● Element region listings
= = = =
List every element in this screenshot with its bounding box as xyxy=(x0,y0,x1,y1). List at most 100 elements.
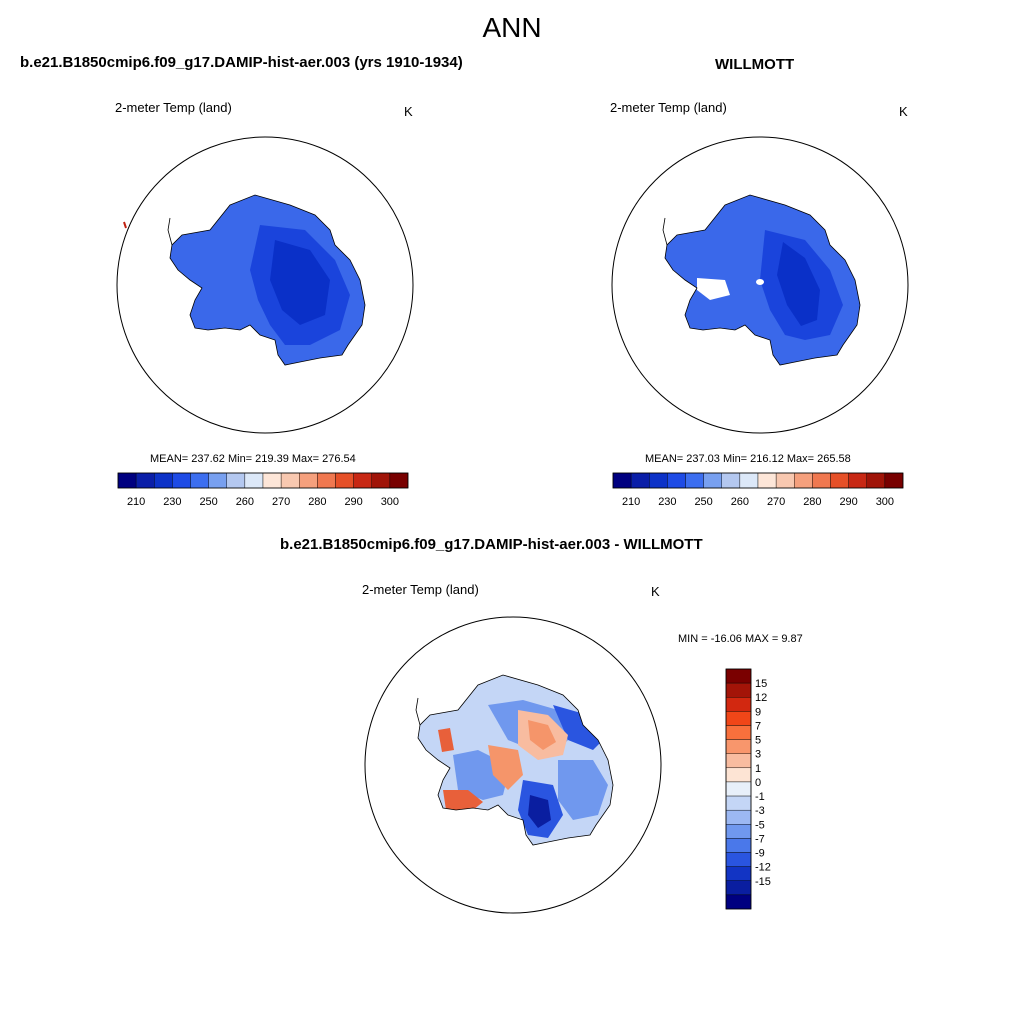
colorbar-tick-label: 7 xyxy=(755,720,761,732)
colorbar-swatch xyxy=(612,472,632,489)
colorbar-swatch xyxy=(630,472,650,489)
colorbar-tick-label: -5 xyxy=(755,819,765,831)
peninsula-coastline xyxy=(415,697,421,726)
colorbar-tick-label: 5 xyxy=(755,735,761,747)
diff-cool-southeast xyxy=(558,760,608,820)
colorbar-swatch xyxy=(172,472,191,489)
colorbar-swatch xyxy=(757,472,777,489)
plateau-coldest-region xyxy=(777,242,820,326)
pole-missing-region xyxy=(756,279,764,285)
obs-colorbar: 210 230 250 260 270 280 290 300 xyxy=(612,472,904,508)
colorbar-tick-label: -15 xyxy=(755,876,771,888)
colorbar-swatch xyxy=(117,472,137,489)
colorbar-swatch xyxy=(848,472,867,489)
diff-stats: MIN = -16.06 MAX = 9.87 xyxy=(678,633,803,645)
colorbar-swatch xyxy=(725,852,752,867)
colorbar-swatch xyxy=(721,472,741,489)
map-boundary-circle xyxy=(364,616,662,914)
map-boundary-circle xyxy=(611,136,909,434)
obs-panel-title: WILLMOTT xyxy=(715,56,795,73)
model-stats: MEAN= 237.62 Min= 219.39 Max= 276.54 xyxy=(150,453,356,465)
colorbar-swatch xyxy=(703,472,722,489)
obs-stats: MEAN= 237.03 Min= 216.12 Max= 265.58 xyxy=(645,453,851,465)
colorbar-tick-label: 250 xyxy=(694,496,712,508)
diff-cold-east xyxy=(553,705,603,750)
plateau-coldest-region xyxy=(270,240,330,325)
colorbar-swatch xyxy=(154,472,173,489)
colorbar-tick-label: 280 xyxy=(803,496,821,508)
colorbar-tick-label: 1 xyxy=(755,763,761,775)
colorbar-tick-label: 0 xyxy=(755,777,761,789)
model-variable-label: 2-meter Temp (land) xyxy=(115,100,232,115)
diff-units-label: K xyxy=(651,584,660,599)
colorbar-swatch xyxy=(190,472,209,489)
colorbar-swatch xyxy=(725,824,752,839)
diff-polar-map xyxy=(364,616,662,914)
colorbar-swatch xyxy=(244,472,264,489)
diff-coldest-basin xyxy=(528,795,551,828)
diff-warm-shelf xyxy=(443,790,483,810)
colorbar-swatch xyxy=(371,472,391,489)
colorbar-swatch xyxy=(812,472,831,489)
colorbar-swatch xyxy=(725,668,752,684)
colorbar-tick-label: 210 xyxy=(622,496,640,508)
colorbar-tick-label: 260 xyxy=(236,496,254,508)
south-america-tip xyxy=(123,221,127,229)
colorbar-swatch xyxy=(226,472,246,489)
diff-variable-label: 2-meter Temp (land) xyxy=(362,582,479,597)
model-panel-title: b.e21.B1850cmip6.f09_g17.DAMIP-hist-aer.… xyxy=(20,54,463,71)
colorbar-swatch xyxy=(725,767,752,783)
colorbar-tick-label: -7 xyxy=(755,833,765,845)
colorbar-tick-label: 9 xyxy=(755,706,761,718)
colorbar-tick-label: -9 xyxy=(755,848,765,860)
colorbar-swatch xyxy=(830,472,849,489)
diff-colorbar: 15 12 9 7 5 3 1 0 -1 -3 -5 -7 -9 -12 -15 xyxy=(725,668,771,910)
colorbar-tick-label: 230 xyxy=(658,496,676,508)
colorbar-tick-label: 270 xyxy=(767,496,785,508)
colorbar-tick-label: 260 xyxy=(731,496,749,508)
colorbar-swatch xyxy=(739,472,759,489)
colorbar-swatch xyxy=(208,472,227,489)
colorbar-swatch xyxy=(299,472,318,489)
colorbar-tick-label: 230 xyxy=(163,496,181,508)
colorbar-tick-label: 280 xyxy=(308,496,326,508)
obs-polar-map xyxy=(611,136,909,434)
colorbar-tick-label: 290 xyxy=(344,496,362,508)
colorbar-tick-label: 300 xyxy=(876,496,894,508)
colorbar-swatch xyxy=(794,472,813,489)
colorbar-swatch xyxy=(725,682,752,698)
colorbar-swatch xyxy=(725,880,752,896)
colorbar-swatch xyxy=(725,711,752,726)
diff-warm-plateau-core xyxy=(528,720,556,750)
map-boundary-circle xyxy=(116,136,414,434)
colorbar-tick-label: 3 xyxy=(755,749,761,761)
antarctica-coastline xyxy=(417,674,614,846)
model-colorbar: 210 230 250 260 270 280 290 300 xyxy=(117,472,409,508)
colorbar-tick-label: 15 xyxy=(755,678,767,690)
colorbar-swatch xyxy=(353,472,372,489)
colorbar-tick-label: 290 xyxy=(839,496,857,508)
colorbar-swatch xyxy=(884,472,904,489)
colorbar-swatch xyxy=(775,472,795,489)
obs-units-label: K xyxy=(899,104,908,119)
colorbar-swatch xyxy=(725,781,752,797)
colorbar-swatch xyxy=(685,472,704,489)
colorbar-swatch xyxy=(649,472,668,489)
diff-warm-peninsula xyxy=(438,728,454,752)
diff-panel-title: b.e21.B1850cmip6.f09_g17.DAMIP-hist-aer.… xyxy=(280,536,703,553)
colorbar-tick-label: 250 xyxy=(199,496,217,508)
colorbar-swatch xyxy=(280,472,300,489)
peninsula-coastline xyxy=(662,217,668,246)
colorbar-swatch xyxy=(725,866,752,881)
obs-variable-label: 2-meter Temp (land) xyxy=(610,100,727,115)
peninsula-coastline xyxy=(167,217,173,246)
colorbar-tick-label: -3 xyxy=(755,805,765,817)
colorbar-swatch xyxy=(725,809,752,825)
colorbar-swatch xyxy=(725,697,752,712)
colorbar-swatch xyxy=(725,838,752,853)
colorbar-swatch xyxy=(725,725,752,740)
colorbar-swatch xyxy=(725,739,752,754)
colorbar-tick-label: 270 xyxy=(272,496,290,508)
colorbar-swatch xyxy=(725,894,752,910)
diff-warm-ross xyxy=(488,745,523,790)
= = = =
● Exercise instructions
Lay out the lines of all the rows above as a Markdown table with the columns Number and Line, numbering each line and skipping blank lines. Leave the pictures out of the table.

● Written answer
| Number | Line |
|---|---|
| 1 | List every element in this screenshot with its bounding box as xyxy=(x0,y0,x1,y1). List at most 100 elements. |
| 2 | colorbar-tick-label: 7 xyxy=(755,720,761,732) |
| 3 | colorbar-swatch xyxy=(612,472,632,489) |
| 4 | colorbar-swatch xyxy=(630,472,650,489) |
| 5 | colorbar-tick-label: -5 xyxy=(755,819,765,831) |
| 6 | peninsula-coastline xyxy=(415,697,421,726) |
| 7 | colorbar-tick-label: 5 xyxy=(755,735,761,747) |
| 8 | diff-cool-southeast xyxy=(558,760,608,820) |
| 9 | colorbar-swatch xyxy=(172,472,191,489) |
| 10 | colorbar-swatch xyxy=(757,472,777,489) |
| 11 | plateau-coldest-region xyxy=(777,242,820,326) |
| 12 | pole-missing-region xyxy=(756,279,764,285) |
| 13 | obs-colorbar: 210 230 250 260 270 280 290 300 xyxy=(612,472,904,508) |
| 14 | colorbar-tick-label: -15 xyxy=(755,876,771,888) |
| 15 | colorbar-swatch xyxy=(117,472,137,489) |
| 16 | colorbar-swatch xyxy=(848,472,867,489) |
| 17 | diff-stats: MIN = -16.06 MAX = 9.87 xyxy=(678,633,803,645) |
| 18 | colorbar-swatch xyxy=(725,852,752,867) |
| 19 | colorbar-swatch xyxy=(721,472,741,489) |
| 20 | map-boundary-circle xyxy=(364,616,662,914) |
| 21 | map-boundary-circle xyxy=(611,136,909,434) |
| 22 | obs-panel-title: WILLMOTT xyxy=(715,56,795,73) |
| 23 | model-stats: MEAN= 237.62 Min= 219.39 Max= 276.54 xyxy=(150,453,356,465) |
| 24 | colorbar-swatch xyxy=(703,472,722,489) |
| 25 | obs-stats: MEAN= 237.03 Min= 216.12 Max= 265.58 xyxy=(645,453,851,465) |
| 26 | colorbar-tick-label: 250 xyxy=(694,496,712,508) |
| 27 | diff-cold-east xyxy=(553,705,603,750) |
| 28 | plateau-coldest-region xyxy=(270,240,330,325) |
| 29 | colorbar-swatch xyxy=(154,472,173,489) |
| 30 | colorbar-tick-label: 280 xyxy=(803,496,821,508) |
| 31 | colorbar-tick-label: 1 xyxy=(755,763,761,775) |
| 32 | colorbar-tick-label: 0 xyxy=(755,777,761,789) |
| 33 | model-variable-label: 2-meter Temp (land) xyxy=(115,100,232,115) |
| 34 | diff-units-label: K xyxy=(651,584,660,599) |
| 35 | colorbar-swatch xyxy=(190,472,209,489) |
| 36 | colorbar-swatch xyxy=(725,824,752,839) |
| 37 | diff-polar-map xyxy=(364,616,662,914) |
| 38 | colorbar-swatch xyxy=(244,472,264,489) |
| 39 | diff-coldest-basin xyxy=(528,795,551,828) |
| 40 | diff-warm-shelf xyxy=(443,790,483,810) |
| 41 | colorbar-swatch xyxy=(371,472,391,489) |
| 42 | colorbar-swatch xyxy=(812,472,831,489) |
| 43 | colorbar-swatch xyxy=(725,668,752,684) |
| 44 | colorbar-tick-label: 210 xyxy=(622,496,640,508) |
| 45 | colorbar-tick-label: 260 xyxy=(236,496,254,508) |
| 46 | south-america-tip xyxy=(123,221,127,229) |
| 47 | colorbar-swatch xyxy=(226,472,246,489) |
| 48 | diff-variable-label: 2-meter Temp (land) xyxy=(362,582,479,597) |
| 49 | model-panel-title: b.e21.B1850cmip6.f09_g17.DAMIP-hist-aer.… xyxy=(20,54,463,71) |
| 50 | colorbar-swatch xyxy=(725,767,752,783) |
| 51 | colorbar-tick-label: -7 xyxy=(755,833,765,845) |
| 52 | colorbar-tick-label: 9 xyxy=(755,706,761,718) |
| 53 | colorbar-tick-label: -9 xyxy=(755,848,765,860) |
| 54 | colorbar-swatch xyxy=(830,472,849,489) |
| 55 | diff-colorbar: 15 12 9 7 5 3 1 0 -1 -3 -5 -7 -9 -12 -15 xyxy=(725,668,771,910) |
| 56 | colorbar-tick-label: 230 xyxy=(658,496,676,508) |
| 57 | colorbar-tick-label: 270 xyxy=(767,496,785,508) |
| 58 | colorbar-tick-label: 260 xyxy=(731,496,749,508) |
| 59 | colorbar-swatch xyxy=(739,472,759,489) |
| 60 | colorbar-swatch xyxy=(208,472,227,489) |
| 61 | colorbar-swatch xyxy=(299,472,318,489) |
| 62 | colorbar-tick-label: 230 xyxy=(163,496,181,508) |
| 63 | colorbar-tick-label: 280 xyxy=(308,496,326,508) |
| 64 | obs-polar-map xyxy=(611,136,909,434) |
| 65 | colorbar-tick-label: 290 xyxy=(344,496,362,508) |
| 66 | colorbar-tick-label: 300 xyxy=(876,496,894,508) |
| 67 | colorbar-swatch xyxy=(794,472,813,489) |
| 68 | colorbar-swatch xyxy=(725,682,752,698) |
| 69 | colorbar-swatch xyxy=(725,880,752,896) |
| 70 | colorbar-swatch xyxy=(725,711,752,726) |
| 71 | diff-warm-plateau-core xyxy=(528,720,556,750) |
| 72 | map-boundary-circle xyxy=(116,136,414,434) |
| 73 | colorbar-tick-label: 3 xyxy=(755,749,761,761) |
| 74 | antarctica-coastline xyxy=(417,674,614,846) |
| 75 | model-colorbar: 210 230 250 260 270 280 290 300 xyxy=(117,472,409,508) |
| 76 | colorbar-tick-label: 15 xyxy=(755,678,767,690) |
| 77 | colorbar-swatch xyxy=(353,472,372,489) |
| 78 | colorbar-tick-label: 290 xyxy=(839,496,857,508) |
| 79 | colorbar-swatch xyxy=(884,472,904,489) |
| 80 | colorbar-swatch xyxy=(775,472,795,489) |
| 81 | obs-units-label: K xyxy=(899,104,908,119) |
| 82 | colorbar-swatch xyxy=(725,781,752,797) |
| 83 | colorbar-swatch xyxy=(685,472,704,489) |
| 84 | colorbar-swatch xyxy=(649,472,668,489) |
| 85 | diff-warm-peninsula xyxy=(438,728,454,752) |
| 86 | diff-panel-title: b.e21.B1850cmip6.f09_g17.DAMIP-hist-aer.… xyxy=(280,536,703,553) |
| 87 | colorbar-tick-label: 250 xyxy=(199,496,217,508) |
| 88 | colorbar-swatch xyxy=(280,472,300,489) |
| 89 | peninsula-coastline xyxy=(662,217,668,246) |
| 90 | colorbar-swatch xyxy=(725,866,752,881) |
| 91 | obs-variable-label: 2-meter Temp (land) xyxy=(610,100,727,115) |
| 92 | peninsula-coastline xyxy=(167,217,173,246) |
| 93 | colorbar-tick-label: -3 xyxy=(755,805,765,817) |
| 94 | colorbar-swatch xyxy=(725,809,752,825) |
| 95 | colorbar-swatch xyxy=(725,697,752,712) |
| 96 | colorbar-swatch xyxy=(725,838,752,853) |
| 97 | colorbar-swatch xyxy=(725,725,752,740) |
| 98 | colorbar-swatch xyxy=(725,739,752,754) |
| 99 | colorbar-tick-label: 270 xyxy=(272,496,290,508) |
| 100 | colorbar-swatch xyxy=(725,894,752,910) |
| 101 | diff-warm-ross xyxy=(488,745,523,790) |